* BEGIN RECORDS TO PROCESS *

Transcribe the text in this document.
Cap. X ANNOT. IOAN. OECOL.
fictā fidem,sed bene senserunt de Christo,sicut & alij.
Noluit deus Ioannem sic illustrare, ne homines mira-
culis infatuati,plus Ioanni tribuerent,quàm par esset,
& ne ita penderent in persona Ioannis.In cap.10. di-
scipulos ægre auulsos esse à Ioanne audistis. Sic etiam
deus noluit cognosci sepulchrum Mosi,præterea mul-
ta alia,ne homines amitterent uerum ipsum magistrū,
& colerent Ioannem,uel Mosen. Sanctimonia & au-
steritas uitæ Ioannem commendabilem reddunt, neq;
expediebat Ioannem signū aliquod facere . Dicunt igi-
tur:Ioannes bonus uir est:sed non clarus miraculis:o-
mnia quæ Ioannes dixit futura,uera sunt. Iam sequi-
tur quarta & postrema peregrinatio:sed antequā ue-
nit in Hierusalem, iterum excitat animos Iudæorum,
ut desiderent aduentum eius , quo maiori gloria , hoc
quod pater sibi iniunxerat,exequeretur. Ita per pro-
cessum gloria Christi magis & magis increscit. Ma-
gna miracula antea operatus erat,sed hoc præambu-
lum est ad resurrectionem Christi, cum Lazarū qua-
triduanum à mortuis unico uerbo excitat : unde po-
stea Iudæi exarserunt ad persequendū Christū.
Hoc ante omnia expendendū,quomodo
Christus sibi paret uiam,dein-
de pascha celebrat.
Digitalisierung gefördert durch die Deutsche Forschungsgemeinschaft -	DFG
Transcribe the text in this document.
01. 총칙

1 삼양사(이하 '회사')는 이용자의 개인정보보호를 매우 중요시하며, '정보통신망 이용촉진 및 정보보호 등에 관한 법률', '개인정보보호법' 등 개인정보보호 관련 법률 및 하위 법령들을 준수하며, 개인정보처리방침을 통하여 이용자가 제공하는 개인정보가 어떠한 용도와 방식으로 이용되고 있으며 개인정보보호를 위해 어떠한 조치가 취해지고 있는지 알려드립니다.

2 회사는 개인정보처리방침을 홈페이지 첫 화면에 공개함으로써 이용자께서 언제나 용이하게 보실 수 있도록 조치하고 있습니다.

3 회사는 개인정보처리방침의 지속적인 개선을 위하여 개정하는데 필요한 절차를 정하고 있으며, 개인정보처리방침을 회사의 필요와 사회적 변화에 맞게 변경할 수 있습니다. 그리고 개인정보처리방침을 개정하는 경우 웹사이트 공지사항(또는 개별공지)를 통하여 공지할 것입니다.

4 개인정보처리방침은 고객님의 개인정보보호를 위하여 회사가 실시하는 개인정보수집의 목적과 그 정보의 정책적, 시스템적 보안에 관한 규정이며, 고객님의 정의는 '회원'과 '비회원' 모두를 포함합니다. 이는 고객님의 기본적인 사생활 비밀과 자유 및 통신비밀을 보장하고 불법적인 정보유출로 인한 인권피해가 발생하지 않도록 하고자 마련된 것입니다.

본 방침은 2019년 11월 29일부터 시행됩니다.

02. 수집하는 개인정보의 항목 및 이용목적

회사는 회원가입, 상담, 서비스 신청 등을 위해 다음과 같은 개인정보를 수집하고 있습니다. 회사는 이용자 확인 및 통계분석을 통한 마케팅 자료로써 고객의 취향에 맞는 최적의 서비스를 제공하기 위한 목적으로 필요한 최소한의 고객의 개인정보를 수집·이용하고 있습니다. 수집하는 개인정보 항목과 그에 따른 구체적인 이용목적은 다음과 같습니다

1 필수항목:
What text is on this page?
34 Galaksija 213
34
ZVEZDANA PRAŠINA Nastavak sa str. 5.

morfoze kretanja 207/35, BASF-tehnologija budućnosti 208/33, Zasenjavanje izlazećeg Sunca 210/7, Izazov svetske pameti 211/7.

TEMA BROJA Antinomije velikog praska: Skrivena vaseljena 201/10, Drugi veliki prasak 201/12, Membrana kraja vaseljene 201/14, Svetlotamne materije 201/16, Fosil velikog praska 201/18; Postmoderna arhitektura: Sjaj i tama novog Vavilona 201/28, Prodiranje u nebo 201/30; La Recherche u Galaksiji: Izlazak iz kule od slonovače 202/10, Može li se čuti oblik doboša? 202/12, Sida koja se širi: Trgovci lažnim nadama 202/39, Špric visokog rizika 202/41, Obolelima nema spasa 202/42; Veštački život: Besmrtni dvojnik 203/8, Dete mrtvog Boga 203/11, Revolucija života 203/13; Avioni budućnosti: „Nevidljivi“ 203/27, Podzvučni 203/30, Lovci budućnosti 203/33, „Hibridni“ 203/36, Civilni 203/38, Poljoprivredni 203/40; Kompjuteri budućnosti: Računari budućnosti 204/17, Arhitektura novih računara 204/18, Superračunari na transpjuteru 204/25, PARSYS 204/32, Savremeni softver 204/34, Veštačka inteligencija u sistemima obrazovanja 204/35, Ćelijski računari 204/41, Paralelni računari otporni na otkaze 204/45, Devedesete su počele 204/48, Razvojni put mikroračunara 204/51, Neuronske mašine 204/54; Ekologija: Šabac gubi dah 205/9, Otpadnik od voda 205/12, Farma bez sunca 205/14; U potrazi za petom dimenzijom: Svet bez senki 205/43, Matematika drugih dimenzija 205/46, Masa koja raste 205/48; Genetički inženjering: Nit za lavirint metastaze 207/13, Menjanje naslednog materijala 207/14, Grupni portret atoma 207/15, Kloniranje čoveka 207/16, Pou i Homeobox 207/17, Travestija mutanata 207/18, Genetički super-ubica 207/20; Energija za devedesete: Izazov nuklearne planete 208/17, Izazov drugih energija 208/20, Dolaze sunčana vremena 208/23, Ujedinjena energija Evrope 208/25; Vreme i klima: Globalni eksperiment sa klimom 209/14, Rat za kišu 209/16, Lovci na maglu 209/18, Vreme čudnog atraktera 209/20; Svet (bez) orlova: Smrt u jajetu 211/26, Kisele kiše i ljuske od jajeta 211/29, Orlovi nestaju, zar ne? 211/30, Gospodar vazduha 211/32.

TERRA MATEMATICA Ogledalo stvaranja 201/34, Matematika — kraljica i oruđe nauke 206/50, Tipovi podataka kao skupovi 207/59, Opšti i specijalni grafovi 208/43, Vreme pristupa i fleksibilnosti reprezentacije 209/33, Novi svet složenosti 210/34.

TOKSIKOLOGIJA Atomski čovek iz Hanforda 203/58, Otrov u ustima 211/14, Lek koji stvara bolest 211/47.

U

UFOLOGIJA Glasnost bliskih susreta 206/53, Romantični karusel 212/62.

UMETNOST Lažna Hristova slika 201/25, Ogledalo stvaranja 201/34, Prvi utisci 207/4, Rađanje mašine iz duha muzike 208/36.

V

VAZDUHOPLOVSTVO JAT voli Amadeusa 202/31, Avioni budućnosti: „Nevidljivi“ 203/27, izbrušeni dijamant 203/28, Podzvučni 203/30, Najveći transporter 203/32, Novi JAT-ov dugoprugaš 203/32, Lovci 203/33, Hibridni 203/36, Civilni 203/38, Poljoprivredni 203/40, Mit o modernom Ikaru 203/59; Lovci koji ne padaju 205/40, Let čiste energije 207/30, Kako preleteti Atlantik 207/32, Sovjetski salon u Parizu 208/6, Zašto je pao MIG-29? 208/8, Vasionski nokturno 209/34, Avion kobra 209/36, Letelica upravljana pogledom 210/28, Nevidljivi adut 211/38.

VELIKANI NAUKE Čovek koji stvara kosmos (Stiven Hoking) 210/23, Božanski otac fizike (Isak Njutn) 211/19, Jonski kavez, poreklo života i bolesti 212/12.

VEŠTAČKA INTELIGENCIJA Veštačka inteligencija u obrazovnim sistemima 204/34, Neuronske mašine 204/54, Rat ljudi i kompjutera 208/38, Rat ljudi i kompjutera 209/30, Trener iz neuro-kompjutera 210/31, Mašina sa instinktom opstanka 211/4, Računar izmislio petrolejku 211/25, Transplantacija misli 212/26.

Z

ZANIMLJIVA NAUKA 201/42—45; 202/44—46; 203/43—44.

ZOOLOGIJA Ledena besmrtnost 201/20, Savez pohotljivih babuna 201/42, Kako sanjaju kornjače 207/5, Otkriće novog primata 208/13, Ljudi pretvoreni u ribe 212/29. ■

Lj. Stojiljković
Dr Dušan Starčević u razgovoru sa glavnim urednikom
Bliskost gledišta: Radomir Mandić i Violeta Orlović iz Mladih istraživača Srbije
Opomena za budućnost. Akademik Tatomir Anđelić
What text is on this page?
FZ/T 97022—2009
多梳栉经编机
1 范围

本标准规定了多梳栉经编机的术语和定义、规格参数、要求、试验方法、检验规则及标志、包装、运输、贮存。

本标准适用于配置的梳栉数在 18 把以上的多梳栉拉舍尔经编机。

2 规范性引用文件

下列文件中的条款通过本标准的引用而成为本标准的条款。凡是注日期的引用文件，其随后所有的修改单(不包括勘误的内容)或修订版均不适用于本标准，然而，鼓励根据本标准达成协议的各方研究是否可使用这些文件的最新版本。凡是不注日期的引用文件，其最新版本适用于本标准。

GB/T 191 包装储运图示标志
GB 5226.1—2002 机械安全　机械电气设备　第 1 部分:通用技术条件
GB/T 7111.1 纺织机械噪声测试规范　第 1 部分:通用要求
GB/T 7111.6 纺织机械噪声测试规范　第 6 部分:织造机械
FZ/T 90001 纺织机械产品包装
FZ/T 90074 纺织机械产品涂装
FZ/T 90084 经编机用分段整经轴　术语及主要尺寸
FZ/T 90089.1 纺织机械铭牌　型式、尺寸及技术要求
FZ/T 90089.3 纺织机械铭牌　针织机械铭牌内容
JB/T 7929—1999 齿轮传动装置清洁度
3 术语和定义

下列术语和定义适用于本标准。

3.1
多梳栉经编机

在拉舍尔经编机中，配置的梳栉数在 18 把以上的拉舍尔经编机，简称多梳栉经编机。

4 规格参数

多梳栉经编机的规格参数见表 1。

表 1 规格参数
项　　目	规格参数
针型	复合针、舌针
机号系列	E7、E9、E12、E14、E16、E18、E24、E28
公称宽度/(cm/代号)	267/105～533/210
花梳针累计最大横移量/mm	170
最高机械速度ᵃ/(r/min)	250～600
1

* END RECORDS TO PROCESS *

** GOAL OF THE EXERCISE **
Only a number is wanted: how many lines contain the word "Ioannem"?

** REPLY TO THE TASK **
4